- SET TASK -
Emit the data below verbatim, stripping out any pictures.

- TASK INPUT -
▽
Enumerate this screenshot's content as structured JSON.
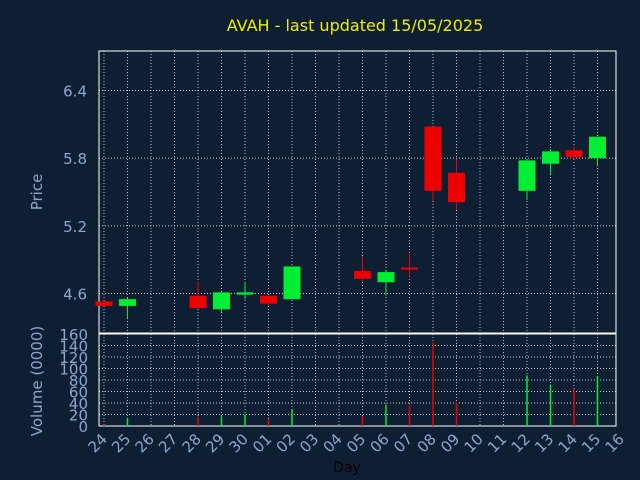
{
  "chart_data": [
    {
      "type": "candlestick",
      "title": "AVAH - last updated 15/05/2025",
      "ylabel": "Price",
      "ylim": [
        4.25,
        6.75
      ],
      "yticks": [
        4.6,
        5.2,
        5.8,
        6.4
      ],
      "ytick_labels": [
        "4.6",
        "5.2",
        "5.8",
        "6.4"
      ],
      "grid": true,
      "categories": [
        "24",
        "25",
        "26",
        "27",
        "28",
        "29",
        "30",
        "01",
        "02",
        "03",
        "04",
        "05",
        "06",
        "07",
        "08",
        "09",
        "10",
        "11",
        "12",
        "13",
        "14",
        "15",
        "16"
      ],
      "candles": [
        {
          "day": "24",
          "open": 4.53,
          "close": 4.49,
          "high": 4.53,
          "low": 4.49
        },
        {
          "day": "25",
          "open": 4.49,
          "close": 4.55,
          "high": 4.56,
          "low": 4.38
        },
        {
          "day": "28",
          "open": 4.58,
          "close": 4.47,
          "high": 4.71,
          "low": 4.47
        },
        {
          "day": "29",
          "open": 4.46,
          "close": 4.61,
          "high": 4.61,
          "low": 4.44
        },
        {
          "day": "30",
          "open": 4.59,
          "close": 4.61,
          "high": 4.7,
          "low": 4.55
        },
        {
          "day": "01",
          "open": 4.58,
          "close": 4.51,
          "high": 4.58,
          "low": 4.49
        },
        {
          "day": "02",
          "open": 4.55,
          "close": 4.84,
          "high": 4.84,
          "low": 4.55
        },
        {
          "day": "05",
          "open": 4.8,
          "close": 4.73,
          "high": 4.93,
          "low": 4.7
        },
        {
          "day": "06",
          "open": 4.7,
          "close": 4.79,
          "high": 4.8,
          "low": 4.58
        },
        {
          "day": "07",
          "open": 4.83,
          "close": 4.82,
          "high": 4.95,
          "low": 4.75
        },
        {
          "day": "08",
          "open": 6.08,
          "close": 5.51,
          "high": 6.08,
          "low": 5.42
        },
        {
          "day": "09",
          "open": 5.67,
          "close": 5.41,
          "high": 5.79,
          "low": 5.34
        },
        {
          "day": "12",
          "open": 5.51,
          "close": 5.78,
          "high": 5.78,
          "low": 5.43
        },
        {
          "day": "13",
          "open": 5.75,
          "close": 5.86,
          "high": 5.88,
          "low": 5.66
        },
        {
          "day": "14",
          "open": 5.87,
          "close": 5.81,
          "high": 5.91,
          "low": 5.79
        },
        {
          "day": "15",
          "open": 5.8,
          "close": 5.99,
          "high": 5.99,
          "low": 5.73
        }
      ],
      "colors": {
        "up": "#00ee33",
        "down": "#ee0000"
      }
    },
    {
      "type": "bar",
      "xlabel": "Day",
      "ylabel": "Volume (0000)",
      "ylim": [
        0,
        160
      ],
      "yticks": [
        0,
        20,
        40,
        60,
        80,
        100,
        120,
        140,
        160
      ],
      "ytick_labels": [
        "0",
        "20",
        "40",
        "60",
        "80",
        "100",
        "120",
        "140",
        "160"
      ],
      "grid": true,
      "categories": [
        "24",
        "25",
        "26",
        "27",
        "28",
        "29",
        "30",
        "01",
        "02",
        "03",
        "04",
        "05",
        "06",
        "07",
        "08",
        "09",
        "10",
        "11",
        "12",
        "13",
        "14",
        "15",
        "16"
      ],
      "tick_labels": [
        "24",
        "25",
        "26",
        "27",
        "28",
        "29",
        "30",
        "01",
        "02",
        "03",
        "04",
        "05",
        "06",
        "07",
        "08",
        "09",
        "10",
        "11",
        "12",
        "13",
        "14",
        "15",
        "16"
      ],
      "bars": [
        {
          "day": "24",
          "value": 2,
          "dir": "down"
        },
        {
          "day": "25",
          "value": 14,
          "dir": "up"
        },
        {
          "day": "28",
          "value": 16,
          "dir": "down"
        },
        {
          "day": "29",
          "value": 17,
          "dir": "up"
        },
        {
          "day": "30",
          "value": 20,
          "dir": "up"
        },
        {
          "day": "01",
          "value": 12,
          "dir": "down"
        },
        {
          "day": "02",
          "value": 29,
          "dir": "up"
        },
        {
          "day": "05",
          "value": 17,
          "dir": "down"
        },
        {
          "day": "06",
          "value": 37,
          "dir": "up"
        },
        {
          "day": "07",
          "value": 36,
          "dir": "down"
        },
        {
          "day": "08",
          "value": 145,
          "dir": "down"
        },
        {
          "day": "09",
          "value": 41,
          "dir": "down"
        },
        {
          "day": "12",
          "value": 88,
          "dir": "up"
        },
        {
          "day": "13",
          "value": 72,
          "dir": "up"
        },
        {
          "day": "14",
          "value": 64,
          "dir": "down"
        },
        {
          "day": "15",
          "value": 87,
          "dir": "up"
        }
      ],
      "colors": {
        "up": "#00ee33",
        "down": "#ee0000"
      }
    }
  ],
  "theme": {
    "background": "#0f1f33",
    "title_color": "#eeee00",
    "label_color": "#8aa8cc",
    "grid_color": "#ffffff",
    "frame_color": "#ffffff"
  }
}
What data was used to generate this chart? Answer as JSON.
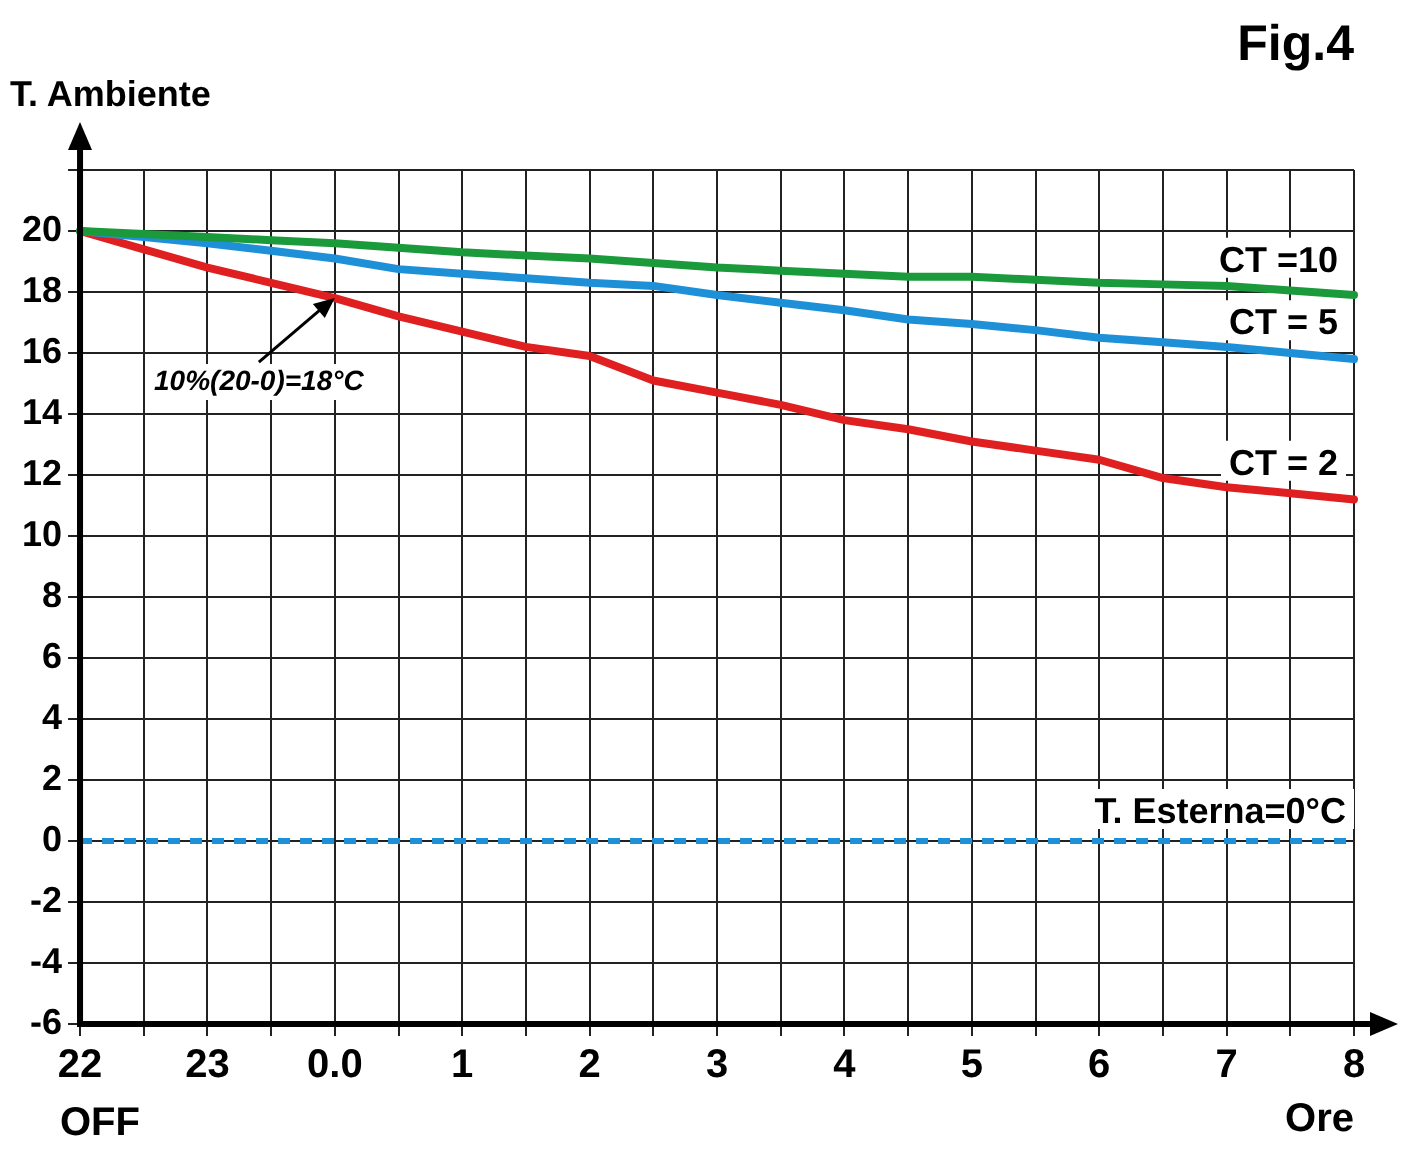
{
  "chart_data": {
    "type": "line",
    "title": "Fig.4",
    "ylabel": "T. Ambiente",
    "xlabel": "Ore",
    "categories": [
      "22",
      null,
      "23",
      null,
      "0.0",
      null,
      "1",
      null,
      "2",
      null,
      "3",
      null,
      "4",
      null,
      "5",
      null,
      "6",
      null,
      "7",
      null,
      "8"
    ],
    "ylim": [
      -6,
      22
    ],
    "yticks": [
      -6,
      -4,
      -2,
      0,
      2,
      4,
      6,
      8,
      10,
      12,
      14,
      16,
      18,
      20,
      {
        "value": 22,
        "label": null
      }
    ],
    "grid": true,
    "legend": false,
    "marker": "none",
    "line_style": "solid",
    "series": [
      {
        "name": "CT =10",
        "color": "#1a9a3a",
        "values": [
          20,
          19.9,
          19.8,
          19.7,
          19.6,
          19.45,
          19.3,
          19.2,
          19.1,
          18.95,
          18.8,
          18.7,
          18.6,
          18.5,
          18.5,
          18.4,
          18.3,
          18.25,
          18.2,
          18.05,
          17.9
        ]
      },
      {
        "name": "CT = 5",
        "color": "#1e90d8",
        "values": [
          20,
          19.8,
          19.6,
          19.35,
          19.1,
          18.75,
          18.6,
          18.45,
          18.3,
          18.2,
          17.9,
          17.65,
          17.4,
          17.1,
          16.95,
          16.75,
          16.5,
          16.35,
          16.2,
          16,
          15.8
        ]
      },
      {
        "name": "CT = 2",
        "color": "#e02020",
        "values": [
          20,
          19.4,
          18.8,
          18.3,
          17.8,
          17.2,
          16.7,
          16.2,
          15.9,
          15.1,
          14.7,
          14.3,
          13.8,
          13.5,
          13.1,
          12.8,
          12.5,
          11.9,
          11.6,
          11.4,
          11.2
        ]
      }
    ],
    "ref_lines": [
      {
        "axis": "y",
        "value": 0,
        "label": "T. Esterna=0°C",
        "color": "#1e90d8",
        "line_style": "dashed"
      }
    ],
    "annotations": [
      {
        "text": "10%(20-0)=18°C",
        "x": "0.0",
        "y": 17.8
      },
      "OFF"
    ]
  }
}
△
- SOLVED EXERCISE -
Enumerate this screenshot's content as structured JSON.
{
  "chart_data": [
    {
      "type": "candlestick",
      "title": "AVAH - last updated 15/05/2025",
      "ylabel": "Price",
      "ylim": [
        4.25,
        6.75
      ],
      "yticks": [
        4.6,
        5.2,
        5.8,
        6.4
      ],
      "ytick_labels": [
        "4.6",
        "5.2",
        "5.8",
        "6.4"
      ],
      "grid": true,
      "categories": [
        "24",
        "25",
        "26",
        "27",
        "28",
        "29",
        "30",
        "01",
        "02",
        "03",
        "04",
        "05",
        "06",
        "07",
        "08",
        "09",
        "10",
        "11",
        "12",
        "13",
        "14",
        "15",
        "16"
      ],
      "candles": [
        {
          "day": "24",
          "open": 4.53,
          "close": 4.49,
          "high": 4.53,
          "low": 4.49
        },
        {
          "day": "25",
          "open": 4.49,
          "close": 4.55,
          "high": 4.56,
          "low": 4.38
        },
        {
          "day": "28",
          "open": 4.58,
          "close": 4.47,
          "high": 4.71,
          "low": 4.47
        },
        {
          "day": "29",
          "open": 4.46,
          "close": 4.61,
          "high": 4.61,
          "low": 4.44
        },
        {
          "day": "30",
          "open": 4.59,
          "close": 4.61,
          "high": 4.7,
          "low": 4.55
        },
        {
          "day": "01",
          "open": 4.58,
          "close": 4.51,
          "high": 4.58,
          "low": 4.49
        },
        {
          "day": "02",
          "open": 4.55,
          "close": 4.84,
          "high": 4.84,
          "low": 4.55
        },
        {
          "day": "05",
          "open": 4.8,
          "close": 4.73,
          "high": 4.93,
          "low": 4.7
        },
        {
          "day": "06",
          "open": 4.7,
          "close": 4.79,
          "high": 4.8,
          "low": 4.58
        },
        {
          "day": "07",
          "open": 4.83,
          "close": 4.82,
          "high": 4.95,
          "low": 4.75
        },
        {
          "day": "08",
          "open": 6.08,
          "close": 5.51,
          "high": 6.08,
          "low": 5.42
        },
        {
          "day": "09",
          "open": 5.67,
          "close": 5.41,
          "high": 5.79,
          "low": 5.34
        },
        {
          "day": "12",
          "open": 5.51,
          "close": 5.78,
          "high": 5.78,
          "low": 5.43
        },
        {
          "day": "13",
          "open": 5.75,
          "close": 5.86,
          "high": 5.88,
          "low": 5.66
        },
        {
          "day": "14",
          "open": 5.87,
          "close": 5.81,
          "high": 5.91,
          "low": 5.79
        },
        {
          "day": "15",
          "open": 5.8,
          "close": 5.99,
          "high": 5.99,
          "low": 5.73
        }
      ],
      "colors": {
        "up": "#00ee33",
        "down": "#ee0000"
      }
    },
    {
      "type": "bar",
      "xlabel": "Day",
      "ylabel": "Volume (0000)",
      "ylim": [
        0,
        160
      ],
      "yticks": [
        0,
        20,
        40,
        60,
        80,
        100,
        120,
        140,
        160
      ],
      "ytick_labels": [
        "0",
        "20",
        "40",
        "60",
        "80",
        "100",
        "120",
        "140",
        "160"
      ],
      "grid": true,
      "categories": [
        "24",
        "25",
        "26",
        "27",
        "28",
        "29",
        "30",
        "01",
        "02",
        "03",
        "04",
        "05",
        "06",
        "07",
        "08",
        "09",
        "10",
        "11",
        "12",
        "13",
        "14",
        "15",
        "16"
      ],
      "tick_labels": [
        "24",
        "25",
        "26",
        "27",
        "28",
        "29",
        "30",
        "01",
        "02",
        "03",
        "04",
        "05",
        "06",
        "07",
        "08",
        "09",
        "10",
        "11",
        "12",
        "13",
        "14",
        "15",
        "16"
      ],
      "bars": [
        {
          "day": "24",
          "value": 2,
          "dir": "down"
        },
        {
          "day": "25",
          "value": 14,
          "dir": "up"
        },
        {
          "day": "28",
          "value": 16,
          "dir": "down"
        },
        {
          "day": "29",
          "value": 17,
          "dir": "up"
        },
        {
          "day": "30",
          "value": 20,
          "dir": "up"
        },
        {
          "day": "01",
          "value": 12,
          "dir": "down"
        },
        {
          "day": "02",
          "value": 29,
          "dir": "up"
        },
        {
          "day": "05",
          "value": 17,
          "dir": "down"
        },
        {
          "day": "06",
          "value": 37,
          "dir": "up"
        },
        {
          "day": "07",
          "value": 36,
          "dir": "down"
        },
        {
          "day": "08",
          "value": 145,
          "dir": "down"
        },
        {
          "day": "09",
          "value": 41,
          "dir": "down"
        },
        {
          "day": "12",
          "value": 88,
          "dir": "up"
        },
        {
          "day": "13",
          "value": 72,
          "dir": "up"
        },
        {
          "day": "14",
          "value": 64,
          "dir": "down"
        },
        {
          "day": "15",
          "value": 87,
          "dir": "up"
        }
      ],
      "colors": {
        "up": "#00ee33",
        "down": "#ee0000"
      }
    }
  ],
  "theme": {
    "background": "#0f1f33",
    "title_color": "#eeee00",
    "label_color": "#8aa8cc",
    "grid_color": "#ffffff",
    "frame_color": "#ffffff"
  }
}
What data was used to generate this chart? Answer as JSON.
{
  "chart_data": {
    "type": "line",
    "title": "Fig.4",
    "ylabel": "T. Ambiente",
    "xlabel": "Ore",
    "categories": [
      "22",
      null,
      "23",
      null,
      "0.0",
      null,
      "1",
      null,
      "2",
      null,
      "3",
      null,
      "4",
      null,
      "5",
      null,
      "6",
      null,
      "7",
      null,
      "8"
    ],
    "ylim": [
      -6,
      22
    ],
    "yticks": [
      -6,
      -4,
      -2,
      0,
      2,
      4,
      6,
      8,
      10,
      12,
      14,
      16,
      18,
      20,
      {
        "value": 22,
        "label": null
      }
    ],
    "grid": true,
    "legend": false,
    "marker": "none",
    "line_style": "solid",
    "series": [
      {
        "name": "CT =10",
        "color": "#1a9a3a",
        "values": [
          20,
          19.9,
          19.8,
          19.7,
          19.6,
          19.45,
          19.3,
          19.2,
          19.1,
          18.95,
          18.8,
          18.7,
          18.6,
          18.5,
          18.5,
          18.4,
          18.3,
          18.25,
          18.2,
          18.05,
          17.9
        ]
      },
      {
        "name": "CT = 5",
        "color": "#1e90d8",
        "values": [
          20,
          19.8,
          19.6,
          19.35,
          19.1,
          18.75,
          18.6,
          18.45,
          18.3,
          18.2,
          17.9,
          17.65,
          17.4,
          17.1,
          16.95,
          16.75,
          16.5,
          16.35,
          16.2,
          16,
          15.8
        ]
      },
      {
        "name": "CT = 2",
        "color": "#e02020",
        "values": [
          20,
          19.4,
          18.8,
          18.3,
          17.8,
          17.2,
          16.7,
          16.2,
          15.9,
          15.1,
          14.7,
          14.3,
          13.8,
          13.5,
          13.1,
          12.8,
          12.5,
          11.9,
          11.6,
          11.4,
          11.2
        ]
      }
    ],
    "ref_lines": [
      {
        "axis": "y",
        "value": 0,
        "label": "T. Esterna=0°C",
        "color": "#1e90d8",
        "line_style": "dashed"
      }
    ],
    "annotations": [
      {
        "text": "10%(20-0)=18°C",
        "x": "0.0",
        "y": 17.8
      },
      "OFF"
    ]
  }
}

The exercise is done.